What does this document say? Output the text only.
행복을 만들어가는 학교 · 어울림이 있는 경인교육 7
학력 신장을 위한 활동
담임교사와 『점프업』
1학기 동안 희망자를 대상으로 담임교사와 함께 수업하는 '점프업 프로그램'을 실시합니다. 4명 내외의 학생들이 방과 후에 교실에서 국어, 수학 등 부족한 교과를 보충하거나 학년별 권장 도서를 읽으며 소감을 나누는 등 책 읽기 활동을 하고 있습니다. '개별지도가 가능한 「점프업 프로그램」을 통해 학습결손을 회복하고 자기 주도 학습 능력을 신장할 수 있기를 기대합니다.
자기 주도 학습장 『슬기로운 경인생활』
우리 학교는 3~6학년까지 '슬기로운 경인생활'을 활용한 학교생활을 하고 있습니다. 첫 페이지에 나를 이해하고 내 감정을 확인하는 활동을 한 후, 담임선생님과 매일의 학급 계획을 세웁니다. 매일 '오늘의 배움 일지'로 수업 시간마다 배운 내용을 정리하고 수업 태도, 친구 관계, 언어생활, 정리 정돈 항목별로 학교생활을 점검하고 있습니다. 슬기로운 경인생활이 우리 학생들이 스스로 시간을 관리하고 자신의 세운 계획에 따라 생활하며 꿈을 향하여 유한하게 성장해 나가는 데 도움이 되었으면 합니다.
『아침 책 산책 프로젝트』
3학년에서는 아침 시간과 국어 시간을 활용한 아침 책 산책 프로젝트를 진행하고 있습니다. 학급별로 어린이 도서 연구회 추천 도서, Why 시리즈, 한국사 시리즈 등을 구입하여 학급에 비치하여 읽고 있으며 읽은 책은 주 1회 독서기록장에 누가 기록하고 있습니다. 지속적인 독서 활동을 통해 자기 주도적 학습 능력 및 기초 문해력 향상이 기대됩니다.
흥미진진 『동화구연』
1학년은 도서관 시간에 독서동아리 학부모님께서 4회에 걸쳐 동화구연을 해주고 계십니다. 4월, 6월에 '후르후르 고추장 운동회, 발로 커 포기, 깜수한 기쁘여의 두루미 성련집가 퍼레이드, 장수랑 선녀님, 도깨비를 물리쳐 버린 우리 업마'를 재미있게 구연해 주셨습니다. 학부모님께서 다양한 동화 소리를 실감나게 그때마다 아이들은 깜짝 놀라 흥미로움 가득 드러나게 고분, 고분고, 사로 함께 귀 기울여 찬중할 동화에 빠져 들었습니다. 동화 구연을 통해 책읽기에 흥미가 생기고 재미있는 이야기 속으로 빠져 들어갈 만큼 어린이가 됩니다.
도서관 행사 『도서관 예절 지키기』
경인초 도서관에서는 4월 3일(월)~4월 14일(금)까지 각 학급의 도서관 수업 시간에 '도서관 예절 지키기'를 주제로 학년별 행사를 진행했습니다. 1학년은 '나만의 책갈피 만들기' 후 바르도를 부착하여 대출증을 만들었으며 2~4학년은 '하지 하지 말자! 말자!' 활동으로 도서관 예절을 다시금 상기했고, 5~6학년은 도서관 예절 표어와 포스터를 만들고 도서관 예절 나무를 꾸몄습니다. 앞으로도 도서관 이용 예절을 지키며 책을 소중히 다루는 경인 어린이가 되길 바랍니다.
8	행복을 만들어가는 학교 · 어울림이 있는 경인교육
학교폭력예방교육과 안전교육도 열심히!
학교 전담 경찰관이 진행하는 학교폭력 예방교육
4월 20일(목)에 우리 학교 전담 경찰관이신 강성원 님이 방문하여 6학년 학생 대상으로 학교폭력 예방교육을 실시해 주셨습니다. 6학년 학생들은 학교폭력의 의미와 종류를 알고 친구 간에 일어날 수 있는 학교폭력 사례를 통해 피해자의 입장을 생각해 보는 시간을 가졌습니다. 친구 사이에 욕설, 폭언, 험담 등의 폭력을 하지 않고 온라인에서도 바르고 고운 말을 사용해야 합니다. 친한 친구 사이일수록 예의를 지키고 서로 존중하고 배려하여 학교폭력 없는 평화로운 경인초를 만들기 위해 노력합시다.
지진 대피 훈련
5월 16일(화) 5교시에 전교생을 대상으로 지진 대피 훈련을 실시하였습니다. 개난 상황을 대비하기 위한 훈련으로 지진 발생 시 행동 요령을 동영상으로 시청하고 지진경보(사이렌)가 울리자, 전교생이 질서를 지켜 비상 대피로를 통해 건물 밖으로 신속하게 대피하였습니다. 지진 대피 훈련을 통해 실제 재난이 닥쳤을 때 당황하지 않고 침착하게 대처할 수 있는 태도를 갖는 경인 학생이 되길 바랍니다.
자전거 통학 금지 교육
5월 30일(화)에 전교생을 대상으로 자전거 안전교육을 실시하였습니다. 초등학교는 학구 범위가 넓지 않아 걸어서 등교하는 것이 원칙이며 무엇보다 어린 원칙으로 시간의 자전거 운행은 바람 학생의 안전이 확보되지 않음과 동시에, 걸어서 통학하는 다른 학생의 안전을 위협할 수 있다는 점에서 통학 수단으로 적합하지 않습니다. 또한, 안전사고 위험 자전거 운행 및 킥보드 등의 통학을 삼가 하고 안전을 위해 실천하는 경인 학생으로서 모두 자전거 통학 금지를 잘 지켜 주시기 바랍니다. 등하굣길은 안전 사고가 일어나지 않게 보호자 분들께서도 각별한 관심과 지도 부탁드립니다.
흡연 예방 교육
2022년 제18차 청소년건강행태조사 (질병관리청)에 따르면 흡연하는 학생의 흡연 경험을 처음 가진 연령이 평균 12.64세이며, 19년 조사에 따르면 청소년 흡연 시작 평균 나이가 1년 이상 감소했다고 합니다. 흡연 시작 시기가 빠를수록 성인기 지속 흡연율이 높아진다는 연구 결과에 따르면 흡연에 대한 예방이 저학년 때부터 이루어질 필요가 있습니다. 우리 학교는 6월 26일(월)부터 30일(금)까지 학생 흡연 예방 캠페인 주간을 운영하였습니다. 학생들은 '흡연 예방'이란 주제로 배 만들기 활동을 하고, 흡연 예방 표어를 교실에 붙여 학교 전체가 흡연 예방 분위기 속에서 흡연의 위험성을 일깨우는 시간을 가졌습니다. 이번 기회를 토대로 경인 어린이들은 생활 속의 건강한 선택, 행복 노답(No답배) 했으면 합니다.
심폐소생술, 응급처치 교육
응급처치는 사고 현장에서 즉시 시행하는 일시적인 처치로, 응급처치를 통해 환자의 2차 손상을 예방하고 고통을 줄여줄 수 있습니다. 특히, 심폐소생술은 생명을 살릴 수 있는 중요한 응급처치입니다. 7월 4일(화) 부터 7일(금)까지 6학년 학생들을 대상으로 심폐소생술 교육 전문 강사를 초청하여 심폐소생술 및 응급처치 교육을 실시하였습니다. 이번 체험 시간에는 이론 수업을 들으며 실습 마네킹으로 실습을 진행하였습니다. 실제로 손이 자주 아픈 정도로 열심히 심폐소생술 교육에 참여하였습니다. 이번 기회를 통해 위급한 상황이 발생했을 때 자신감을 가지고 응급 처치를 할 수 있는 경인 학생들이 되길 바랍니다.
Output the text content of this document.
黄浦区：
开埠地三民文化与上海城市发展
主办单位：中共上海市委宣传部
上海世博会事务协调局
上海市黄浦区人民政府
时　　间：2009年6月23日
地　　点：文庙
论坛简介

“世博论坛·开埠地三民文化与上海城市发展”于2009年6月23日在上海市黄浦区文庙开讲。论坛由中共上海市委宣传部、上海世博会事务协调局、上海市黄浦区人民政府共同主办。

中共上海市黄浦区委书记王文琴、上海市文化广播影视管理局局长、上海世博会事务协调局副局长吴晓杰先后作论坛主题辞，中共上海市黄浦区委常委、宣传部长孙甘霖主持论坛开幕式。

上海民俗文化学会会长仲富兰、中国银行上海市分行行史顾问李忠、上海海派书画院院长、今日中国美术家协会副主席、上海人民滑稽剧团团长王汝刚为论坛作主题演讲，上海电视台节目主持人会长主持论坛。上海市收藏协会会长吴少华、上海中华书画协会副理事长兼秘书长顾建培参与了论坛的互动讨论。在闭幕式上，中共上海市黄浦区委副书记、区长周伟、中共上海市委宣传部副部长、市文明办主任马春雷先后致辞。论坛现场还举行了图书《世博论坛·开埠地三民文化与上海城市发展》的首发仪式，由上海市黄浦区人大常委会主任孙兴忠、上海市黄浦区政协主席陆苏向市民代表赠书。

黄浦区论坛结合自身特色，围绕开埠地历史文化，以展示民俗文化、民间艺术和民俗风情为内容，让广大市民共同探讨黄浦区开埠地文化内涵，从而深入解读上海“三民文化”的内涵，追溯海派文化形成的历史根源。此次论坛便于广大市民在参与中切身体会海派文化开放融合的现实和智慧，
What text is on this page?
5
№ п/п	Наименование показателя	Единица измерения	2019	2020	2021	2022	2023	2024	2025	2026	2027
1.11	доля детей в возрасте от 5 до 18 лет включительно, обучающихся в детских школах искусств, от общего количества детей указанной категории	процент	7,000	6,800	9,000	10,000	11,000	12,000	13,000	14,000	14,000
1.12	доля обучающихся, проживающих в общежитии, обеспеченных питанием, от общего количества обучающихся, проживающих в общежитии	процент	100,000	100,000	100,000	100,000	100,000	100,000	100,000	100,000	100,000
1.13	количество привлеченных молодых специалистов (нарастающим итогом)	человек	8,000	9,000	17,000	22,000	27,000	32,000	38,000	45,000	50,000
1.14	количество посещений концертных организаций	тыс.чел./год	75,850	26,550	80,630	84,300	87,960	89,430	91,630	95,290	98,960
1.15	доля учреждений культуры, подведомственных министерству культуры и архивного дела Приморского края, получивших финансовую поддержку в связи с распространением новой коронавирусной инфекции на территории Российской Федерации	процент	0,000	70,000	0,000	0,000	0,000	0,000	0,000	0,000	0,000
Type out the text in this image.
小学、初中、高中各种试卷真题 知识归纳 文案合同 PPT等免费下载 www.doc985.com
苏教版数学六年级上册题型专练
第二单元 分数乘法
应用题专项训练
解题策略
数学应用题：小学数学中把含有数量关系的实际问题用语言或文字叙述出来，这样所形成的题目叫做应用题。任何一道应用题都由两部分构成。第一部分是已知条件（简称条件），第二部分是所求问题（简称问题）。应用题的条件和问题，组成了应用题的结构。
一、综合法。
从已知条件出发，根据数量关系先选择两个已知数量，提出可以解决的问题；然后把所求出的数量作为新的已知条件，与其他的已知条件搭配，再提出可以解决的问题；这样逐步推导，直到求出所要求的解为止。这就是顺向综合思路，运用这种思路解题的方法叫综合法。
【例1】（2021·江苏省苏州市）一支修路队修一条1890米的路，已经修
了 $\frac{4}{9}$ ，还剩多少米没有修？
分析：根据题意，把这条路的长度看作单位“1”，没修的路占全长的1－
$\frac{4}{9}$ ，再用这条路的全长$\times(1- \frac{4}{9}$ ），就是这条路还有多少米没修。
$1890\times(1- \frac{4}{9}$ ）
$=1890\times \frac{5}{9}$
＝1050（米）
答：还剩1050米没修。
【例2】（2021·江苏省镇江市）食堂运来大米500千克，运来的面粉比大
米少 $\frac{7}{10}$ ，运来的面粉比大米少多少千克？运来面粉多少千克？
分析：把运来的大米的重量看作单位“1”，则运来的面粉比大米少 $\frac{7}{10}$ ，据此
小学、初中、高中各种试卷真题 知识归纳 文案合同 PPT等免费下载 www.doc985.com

- - - -

**Given exercise:**
Can you quote exactly the lines from the one containing "Type out the text in this image." through the last line of the records above, and nothing else?

**The reply:**
Type out the text in this image.
小学、初中、高中各种试卷真题 知识归纳 文案合同 PPT等免费下载 www.doc985.com
苏教版数学六年级上册题型专练
第二单元 分数乘法
应用题专项训练
解题策略
数学应用题：小学数学中把含有数量关系的实际问题用语言或文字叙述出来，这样所形成的题目叫做应用题。任何一道应用题都由两部分构成。第一部分是已知条件（简称条件），第二部分是所求问题（简称问题）。应用题的条件和问题，组成了应用题的结构。
一、综合法。
从已知条件出发，根据数量关系先选择两个已知数量，提出可以解决的问题；然后把所求出的数量作为新的已知条件，与其他的已知条件搭配，再提出可以解决的问题；这样逐步推导，直到求出所要求的解为止。这就是顺向综合思路，运用这种思路解题的方法叫综合法。
【例1】（2021·江苏省苏州市）一支修路队修一条1890米的路，已经修
了 $\frac{4}{9}$ ，还剩多少米没有修？
分析：根据题意，把这条路的长度看作单位“1”，没修的路占全长的1－
$\frac{4}{9}$ ，再用这条路的全长$\times(1- \frac{4}{9}$ ），就是这条路还有多少米没修。
$1890\times(1- \frac{4}{9}$ ）
$=1890\times \frac{5}{9}$
＝1050（米）
答：还剩1050米没修。
【例2】（2021·江苏省镇江市）食堂运来大米500千克，运来的面粉比大
米少 $\frac{7}{10}$ ，运来的面粉比大米少多少千克？运来面粉多少千克？
分析：把运来的大米的重量看作单位“1”，则运来的面粉比大米少 $\frac{7}{10}$ ，据此
小学、初中、高中各种试卷真题 知识归纳 文案合同 PPT等免费下载 www.doc985.com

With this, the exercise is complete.